◆ Task objective ◆
Go through the material below and report how many lines contain "JSON". Give only the number.

◆ Source records ◆
************
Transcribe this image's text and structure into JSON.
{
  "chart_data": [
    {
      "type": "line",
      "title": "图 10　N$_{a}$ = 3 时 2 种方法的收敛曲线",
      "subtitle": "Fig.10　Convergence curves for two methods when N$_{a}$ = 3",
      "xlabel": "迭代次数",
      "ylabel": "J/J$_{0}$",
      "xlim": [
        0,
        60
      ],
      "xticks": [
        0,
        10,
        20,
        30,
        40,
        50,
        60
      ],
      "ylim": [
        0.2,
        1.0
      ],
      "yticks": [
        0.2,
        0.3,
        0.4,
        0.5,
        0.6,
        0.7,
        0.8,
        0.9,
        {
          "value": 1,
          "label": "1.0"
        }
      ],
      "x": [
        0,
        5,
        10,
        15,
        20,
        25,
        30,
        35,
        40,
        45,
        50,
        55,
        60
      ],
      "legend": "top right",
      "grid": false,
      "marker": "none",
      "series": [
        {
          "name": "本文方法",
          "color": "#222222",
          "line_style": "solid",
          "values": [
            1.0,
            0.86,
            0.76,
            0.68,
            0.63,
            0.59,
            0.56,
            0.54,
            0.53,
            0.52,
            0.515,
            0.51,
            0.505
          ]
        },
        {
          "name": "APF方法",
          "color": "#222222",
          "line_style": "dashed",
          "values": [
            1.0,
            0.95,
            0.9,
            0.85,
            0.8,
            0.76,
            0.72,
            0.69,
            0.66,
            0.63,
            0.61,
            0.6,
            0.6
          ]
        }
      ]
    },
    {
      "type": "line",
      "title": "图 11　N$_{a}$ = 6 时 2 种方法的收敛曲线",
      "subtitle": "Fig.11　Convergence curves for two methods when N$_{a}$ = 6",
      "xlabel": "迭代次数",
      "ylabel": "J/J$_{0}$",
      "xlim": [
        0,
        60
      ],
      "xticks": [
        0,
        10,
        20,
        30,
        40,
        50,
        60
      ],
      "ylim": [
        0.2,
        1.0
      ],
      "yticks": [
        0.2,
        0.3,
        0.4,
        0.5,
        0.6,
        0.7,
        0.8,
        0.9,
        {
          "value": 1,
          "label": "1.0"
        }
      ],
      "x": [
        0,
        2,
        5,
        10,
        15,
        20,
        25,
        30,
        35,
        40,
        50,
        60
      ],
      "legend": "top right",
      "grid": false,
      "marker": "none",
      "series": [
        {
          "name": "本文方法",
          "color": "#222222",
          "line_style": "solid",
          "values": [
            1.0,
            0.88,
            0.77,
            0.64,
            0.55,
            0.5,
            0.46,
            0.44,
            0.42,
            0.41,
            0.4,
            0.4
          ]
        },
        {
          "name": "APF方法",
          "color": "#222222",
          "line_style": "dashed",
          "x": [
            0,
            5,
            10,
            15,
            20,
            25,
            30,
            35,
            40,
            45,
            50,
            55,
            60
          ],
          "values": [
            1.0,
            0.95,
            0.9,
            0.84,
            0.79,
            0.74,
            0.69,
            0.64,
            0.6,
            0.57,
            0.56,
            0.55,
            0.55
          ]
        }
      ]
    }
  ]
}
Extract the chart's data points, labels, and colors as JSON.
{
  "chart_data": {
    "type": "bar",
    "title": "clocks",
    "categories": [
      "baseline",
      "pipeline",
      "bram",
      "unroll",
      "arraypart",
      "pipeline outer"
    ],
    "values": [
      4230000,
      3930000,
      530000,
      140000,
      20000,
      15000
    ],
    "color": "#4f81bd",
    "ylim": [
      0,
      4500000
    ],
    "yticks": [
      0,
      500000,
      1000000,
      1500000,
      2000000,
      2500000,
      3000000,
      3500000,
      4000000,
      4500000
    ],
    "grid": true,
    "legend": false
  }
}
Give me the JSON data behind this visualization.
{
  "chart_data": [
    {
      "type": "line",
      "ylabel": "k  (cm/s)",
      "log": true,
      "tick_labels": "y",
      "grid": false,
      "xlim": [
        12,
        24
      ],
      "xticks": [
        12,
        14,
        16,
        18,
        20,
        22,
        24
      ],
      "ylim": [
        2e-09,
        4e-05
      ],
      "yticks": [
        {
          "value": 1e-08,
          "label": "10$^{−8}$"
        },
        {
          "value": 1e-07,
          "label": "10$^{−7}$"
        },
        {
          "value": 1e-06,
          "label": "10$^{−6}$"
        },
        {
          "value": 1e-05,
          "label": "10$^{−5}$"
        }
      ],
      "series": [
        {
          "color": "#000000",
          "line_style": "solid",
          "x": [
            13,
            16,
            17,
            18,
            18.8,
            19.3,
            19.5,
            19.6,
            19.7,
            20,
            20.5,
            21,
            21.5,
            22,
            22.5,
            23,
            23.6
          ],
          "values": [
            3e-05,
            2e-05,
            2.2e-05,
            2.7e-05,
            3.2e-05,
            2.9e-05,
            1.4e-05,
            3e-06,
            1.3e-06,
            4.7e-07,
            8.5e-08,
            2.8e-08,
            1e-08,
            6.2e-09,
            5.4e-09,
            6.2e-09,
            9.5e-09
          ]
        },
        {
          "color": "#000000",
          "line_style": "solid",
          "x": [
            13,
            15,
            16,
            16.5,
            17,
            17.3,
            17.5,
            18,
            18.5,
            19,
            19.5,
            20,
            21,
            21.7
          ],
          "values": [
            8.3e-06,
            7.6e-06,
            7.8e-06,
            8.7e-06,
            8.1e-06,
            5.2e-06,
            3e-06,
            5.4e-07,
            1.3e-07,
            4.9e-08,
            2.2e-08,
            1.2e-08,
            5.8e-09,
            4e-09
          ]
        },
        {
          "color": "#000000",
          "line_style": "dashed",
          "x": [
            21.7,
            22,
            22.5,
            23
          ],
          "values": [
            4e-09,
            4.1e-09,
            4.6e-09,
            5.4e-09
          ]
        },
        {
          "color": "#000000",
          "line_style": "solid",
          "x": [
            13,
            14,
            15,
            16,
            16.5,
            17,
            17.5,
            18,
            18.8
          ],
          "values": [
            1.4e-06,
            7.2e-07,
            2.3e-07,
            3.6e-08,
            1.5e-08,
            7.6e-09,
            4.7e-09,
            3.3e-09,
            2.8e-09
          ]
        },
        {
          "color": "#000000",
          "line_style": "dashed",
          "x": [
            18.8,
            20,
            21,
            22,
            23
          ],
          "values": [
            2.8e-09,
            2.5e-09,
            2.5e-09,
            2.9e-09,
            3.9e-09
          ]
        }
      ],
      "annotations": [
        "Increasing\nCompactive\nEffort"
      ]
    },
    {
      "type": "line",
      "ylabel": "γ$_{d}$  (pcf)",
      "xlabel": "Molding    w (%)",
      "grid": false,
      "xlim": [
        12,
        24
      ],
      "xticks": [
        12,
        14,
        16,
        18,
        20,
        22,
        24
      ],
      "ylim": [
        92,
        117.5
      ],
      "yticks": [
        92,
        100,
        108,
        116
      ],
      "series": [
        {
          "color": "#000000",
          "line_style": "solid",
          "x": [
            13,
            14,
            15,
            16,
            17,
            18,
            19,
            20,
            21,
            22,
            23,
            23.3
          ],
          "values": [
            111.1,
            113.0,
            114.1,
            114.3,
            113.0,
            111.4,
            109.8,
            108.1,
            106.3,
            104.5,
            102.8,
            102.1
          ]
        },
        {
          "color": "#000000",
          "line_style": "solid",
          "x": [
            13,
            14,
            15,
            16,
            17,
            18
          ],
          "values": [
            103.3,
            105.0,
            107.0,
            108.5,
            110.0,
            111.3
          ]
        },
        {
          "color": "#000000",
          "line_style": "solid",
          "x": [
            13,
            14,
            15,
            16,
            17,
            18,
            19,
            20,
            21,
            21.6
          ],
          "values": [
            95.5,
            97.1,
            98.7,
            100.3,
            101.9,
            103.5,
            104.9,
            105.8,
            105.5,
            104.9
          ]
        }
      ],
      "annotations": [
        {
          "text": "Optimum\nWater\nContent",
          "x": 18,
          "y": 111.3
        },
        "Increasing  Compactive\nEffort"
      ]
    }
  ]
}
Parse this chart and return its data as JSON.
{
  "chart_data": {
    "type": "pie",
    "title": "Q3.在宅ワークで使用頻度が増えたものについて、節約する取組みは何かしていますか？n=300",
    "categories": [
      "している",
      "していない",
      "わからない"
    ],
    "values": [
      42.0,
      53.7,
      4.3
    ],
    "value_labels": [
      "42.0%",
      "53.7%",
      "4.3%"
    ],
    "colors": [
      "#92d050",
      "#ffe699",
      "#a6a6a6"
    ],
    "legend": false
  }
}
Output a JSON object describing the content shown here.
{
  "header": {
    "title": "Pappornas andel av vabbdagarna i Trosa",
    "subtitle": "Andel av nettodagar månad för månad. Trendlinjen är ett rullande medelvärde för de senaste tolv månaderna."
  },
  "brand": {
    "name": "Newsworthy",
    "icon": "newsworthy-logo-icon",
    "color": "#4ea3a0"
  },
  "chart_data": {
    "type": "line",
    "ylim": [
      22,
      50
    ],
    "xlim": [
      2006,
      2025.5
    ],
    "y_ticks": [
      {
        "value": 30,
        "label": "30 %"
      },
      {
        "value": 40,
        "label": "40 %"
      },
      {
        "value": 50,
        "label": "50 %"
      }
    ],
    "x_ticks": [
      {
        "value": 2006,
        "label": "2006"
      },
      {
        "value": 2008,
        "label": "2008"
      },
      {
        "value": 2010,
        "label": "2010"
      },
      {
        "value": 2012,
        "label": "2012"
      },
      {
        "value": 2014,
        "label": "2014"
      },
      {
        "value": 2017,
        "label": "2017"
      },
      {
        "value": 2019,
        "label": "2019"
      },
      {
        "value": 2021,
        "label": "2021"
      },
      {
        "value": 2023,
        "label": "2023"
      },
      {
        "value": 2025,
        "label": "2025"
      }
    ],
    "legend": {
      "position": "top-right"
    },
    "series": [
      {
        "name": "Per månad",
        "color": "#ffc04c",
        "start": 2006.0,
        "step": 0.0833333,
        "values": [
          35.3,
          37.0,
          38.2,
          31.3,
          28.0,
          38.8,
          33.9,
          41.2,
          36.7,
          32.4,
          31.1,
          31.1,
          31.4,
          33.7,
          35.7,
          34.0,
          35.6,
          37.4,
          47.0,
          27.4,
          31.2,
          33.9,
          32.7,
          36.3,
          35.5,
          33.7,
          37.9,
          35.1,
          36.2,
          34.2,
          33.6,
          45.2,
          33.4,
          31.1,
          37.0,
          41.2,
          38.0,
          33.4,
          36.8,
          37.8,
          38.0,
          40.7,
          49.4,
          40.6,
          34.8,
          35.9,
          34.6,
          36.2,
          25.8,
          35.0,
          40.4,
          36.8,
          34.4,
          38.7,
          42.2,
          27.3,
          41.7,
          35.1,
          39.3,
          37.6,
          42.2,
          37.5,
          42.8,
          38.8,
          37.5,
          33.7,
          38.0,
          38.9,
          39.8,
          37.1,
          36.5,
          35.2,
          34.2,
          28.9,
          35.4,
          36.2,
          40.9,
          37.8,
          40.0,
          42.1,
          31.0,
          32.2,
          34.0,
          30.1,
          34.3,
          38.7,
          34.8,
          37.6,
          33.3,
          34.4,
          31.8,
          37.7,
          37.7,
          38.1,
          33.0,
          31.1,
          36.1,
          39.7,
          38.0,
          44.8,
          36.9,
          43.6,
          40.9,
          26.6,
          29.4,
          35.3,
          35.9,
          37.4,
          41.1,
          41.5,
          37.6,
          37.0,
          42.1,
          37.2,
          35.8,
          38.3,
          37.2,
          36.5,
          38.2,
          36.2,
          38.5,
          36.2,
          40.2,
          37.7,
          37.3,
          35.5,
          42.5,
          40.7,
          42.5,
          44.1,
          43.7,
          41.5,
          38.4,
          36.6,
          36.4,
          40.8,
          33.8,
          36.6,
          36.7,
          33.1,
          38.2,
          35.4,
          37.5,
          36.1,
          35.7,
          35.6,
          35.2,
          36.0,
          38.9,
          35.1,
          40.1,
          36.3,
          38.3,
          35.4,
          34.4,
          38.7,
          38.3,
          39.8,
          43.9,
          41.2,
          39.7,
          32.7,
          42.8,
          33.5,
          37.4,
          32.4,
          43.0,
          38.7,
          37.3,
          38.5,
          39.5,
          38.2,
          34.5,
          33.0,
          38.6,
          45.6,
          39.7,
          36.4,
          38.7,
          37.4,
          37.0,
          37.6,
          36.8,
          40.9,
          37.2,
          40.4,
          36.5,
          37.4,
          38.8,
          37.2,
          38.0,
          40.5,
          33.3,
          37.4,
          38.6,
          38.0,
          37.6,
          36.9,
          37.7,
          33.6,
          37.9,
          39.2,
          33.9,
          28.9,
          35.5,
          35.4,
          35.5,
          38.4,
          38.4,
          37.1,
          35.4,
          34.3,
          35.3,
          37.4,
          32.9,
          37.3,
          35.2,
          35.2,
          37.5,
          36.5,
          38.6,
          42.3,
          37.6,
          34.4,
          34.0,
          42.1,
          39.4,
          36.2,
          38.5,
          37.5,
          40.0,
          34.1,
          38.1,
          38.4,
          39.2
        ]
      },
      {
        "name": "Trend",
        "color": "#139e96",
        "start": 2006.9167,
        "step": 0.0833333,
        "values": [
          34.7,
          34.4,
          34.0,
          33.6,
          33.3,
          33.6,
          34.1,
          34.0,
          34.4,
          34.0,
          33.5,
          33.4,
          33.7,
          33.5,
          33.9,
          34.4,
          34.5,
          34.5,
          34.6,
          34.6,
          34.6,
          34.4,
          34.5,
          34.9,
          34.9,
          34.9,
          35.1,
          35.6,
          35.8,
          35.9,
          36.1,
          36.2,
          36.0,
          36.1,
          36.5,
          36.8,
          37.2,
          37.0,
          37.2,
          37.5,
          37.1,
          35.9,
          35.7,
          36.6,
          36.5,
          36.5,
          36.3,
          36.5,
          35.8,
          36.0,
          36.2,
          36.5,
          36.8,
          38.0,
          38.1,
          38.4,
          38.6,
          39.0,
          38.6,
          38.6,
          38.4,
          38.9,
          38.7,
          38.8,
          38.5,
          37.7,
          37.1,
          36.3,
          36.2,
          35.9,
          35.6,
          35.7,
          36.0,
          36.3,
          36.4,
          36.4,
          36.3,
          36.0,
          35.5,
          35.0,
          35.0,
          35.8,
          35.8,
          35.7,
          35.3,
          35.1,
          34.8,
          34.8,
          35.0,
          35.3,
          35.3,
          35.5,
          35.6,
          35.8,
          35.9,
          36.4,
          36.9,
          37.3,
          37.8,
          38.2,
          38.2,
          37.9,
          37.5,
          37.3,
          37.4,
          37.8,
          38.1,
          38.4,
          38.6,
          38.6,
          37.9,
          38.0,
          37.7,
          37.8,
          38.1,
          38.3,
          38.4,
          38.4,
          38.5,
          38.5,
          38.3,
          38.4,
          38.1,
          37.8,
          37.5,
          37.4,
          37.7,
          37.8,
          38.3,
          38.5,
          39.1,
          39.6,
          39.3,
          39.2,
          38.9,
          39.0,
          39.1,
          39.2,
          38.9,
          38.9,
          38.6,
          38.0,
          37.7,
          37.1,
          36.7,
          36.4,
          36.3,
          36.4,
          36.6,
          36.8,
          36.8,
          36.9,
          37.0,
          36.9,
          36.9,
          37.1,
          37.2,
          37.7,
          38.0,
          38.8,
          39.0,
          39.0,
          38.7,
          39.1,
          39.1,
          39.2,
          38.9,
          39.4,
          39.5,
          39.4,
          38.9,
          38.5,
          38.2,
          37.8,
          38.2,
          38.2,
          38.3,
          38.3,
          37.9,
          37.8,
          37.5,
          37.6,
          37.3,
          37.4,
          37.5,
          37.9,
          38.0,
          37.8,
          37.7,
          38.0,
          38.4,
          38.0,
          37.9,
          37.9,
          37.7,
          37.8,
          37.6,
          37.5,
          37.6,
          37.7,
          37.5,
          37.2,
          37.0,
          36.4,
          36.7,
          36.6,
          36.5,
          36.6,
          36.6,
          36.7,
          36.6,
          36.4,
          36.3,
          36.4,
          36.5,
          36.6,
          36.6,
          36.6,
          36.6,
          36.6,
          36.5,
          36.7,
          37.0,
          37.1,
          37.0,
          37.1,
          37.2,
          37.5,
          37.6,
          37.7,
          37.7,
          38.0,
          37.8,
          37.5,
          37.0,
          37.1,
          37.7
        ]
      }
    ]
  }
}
************
◆ Solved problem ◆
5